A block of data
☆ ☆ ☆ ☆
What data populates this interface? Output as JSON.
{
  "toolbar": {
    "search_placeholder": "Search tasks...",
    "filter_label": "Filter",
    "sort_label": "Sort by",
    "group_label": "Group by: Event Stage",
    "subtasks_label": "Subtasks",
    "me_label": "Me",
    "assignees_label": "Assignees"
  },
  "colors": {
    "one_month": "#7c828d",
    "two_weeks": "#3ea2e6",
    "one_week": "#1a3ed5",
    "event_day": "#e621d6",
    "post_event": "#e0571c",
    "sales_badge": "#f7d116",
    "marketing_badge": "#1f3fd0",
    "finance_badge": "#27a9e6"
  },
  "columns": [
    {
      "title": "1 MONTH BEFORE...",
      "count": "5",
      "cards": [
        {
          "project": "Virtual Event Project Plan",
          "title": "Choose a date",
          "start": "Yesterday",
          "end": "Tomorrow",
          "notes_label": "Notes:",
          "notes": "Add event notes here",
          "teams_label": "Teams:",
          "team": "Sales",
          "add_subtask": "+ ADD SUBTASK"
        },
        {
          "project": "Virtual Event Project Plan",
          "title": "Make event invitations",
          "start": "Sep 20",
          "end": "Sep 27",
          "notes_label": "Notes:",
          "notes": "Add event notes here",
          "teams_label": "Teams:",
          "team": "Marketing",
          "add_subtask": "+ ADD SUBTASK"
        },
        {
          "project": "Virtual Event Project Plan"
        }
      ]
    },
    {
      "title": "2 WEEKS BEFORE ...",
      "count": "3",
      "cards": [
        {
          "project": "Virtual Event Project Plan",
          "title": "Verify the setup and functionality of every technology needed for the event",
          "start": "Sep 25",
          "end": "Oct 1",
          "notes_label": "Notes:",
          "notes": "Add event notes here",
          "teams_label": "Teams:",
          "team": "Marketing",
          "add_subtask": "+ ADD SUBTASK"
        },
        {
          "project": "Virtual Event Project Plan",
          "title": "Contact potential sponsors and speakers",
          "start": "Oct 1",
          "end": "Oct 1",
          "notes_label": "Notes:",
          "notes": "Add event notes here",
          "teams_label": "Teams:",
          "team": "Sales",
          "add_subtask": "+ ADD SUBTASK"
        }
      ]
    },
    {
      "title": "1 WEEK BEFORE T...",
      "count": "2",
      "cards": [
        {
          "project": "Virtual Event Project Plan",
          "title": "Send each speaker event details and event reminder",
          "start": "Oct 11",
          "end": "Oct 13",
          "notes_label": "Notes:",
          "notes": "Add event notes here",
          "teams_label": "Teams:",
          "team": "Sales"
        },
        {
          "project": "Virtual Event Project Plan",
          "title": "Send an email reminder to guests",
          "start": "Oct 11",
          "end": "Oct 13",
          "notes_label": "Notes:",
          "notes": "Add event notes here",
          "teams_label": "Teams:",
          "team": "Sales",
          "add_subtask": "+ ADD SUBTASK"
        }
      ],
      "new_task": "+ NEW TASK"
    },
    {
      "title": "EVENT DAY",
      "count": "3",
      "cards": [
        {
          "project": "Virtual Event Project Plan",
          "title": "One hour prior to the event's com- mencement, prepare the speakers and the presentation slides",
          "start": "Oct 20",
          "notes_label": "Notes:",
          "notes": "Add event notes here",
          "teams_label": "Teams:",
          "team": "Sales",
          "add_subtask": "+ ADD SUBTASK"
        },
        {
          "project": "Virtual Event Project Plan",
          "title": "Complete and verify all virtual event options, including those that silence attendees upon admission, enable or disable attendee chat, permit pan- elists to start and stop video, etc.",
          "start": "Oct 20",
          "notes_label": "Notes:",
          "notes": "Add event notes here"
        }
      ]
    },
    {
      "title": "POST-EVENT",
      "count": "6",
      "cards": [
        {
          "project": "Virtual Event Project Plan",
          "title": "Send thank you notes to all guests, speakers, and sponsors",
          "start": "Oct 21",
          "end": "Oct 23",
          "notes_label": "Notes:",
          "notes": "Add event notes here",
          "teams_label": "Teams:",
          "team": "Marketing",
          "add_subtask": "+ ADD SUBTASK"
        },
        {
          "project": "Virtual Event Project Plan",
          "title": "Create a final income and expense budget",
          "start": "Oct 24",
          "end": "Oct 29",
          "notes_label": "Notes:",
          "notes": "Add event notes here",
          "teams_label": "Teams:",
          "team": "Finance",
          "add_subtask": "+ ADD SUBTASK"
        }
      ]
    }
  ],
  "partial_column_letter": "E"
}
☆ ☆ ☆ ☆
Directions — What is the number of lines in the records that contain the word "guests"? Answer with the number and nothing else.

Written solution — 2